Wherever the string "true" occurs in a line of these records, report that line.

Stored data

● ● ● ●

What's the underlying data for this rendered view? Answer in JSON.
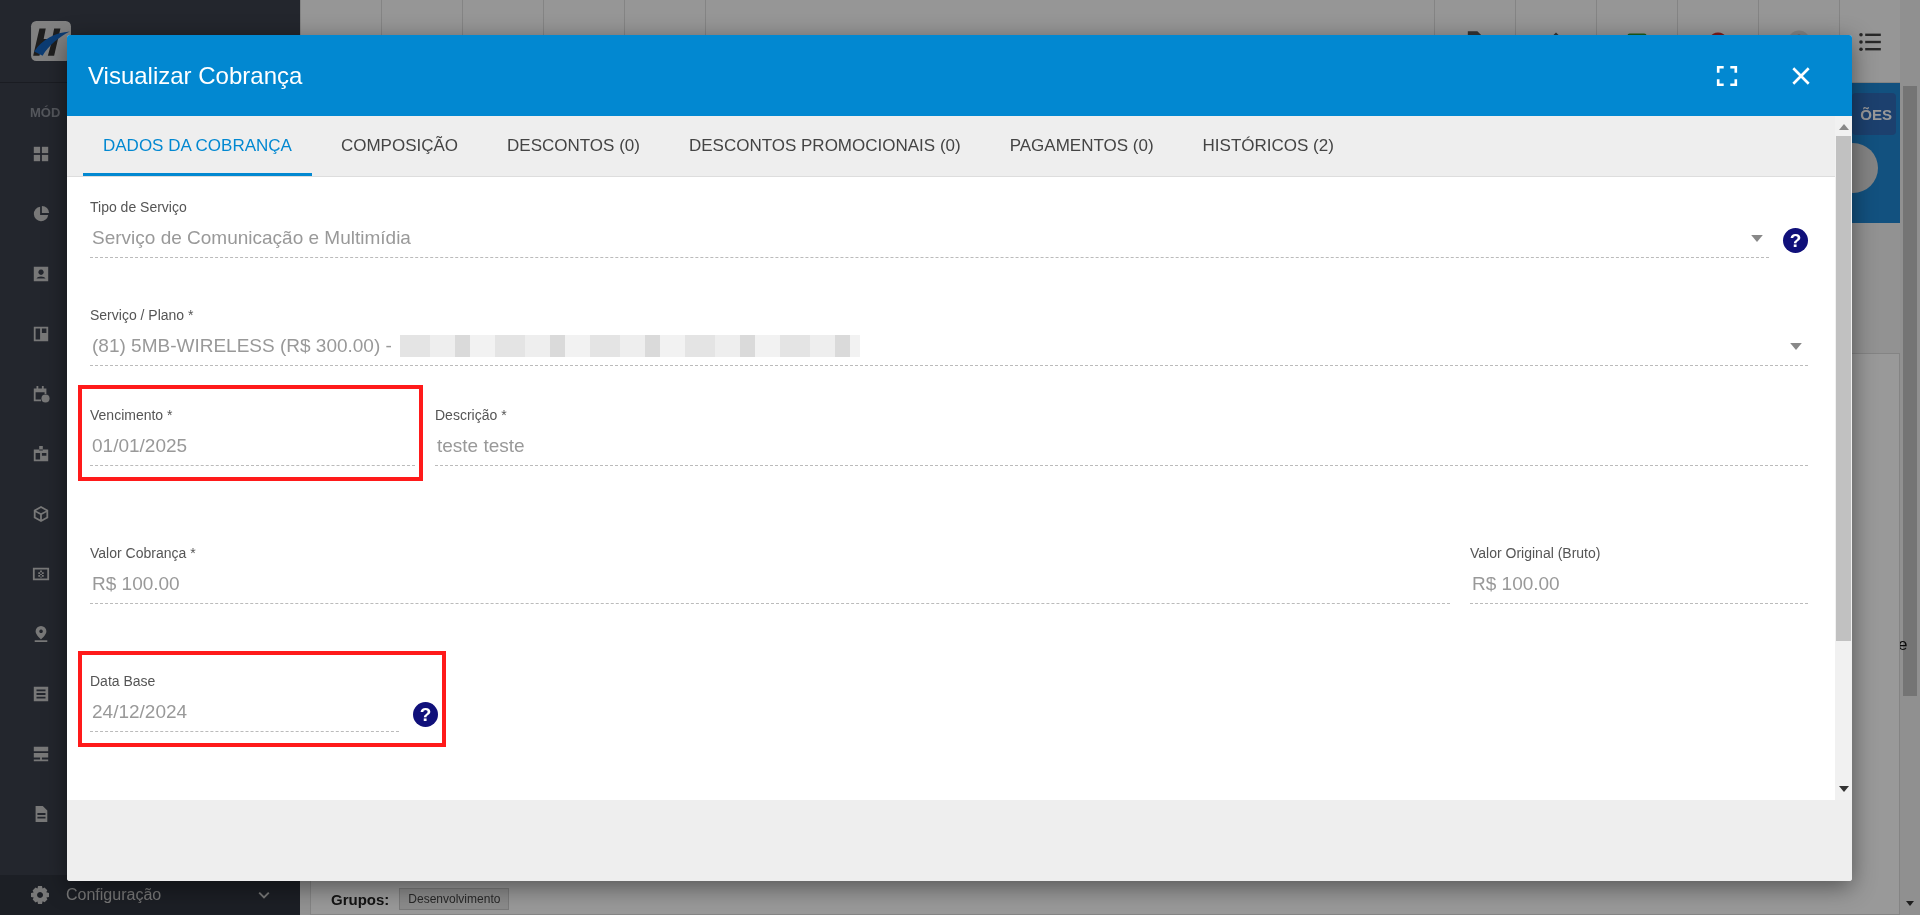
{
  "background": {
    "sidebar": {
      "section_label": "MÓD",
      "footer_item": "Configuração"
    },
    "side_button": "ÕES",
    "page_fragment": "e",
    "groups": {
      "label": "Grupos:",
      "tags": [
        "Desenvolvimento"
      ]
    }
  },
  "dialog": {
    "title": "Visualizar Cobrança",
    "tabs": [
      {
        "label": "DADOS DA COBRANÇA",
        "selected": true
      },
      {
        "label": "COMPOSIÇÃO",
        "selected": false
      },
      {
        "label": "DESCONTOS (0)",
        "selected": false
      },
      {
        "label": "DESCONTOS PROMOCIONAIS (0)",
        "selected": false
      },
      {
        "label": "PAGAMENTOS (0)",
        "selected": false
      },
      {
        "label": "HISTÓRICOS (2)",
        "selected": false
      }
    ],
    "rows": [
      [
        {
          "label": "Tipo de Serviço",
          "value": "Serviço de Comunicação e Multimídia",
          "kind": "select",
          "help": "?",
          "highlighted": false,
          "redacted": false
        }
      ],
      [
        {
          "label": "Serviço / Plano *",
          "value": "(81) 5MB-WIRELESS (R$ 300.00) -",
          "kind": "select",
          "highlighted": false,
          "redacted": true
        }
      ],
      [
        {
          "label": "Vencimento *",
          "value": "01/01/2025",
          "kind": "text",
          "highlighted": true,
          "redacted": false
        },
        {
          "label": "Descrição *",
          "value": "teste teste",
          "kind": "text",
          "highlighted": false,
          "redacted": false
        }
      ],
      [
        {
          "label": "Valor Cobrança *",
          "value": "R$ 100.00",
          "kind": "text",
          "highlighted": false,
          "redacted": false
        },
        {
          "label": "Valor Original (Bruto)",
          "value": "R$ 100.00",
          "kind": "text",
          "highlighted": false,
          "redacted": false
        }
      ],
      [
        {
          "label": "Data Base",
          "value": "24/12/2024",
          "kind": "text",
          "help": "?",
          "highlighted": true,
          "redacted": false
        }
      ]
    ]
  }
}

● ● ● ●

▸ **OUTPUT FOR THIS EXERCISE**:
        "selected": true
          "redacted": true
          "highlighted": true,
          "highlighted": true,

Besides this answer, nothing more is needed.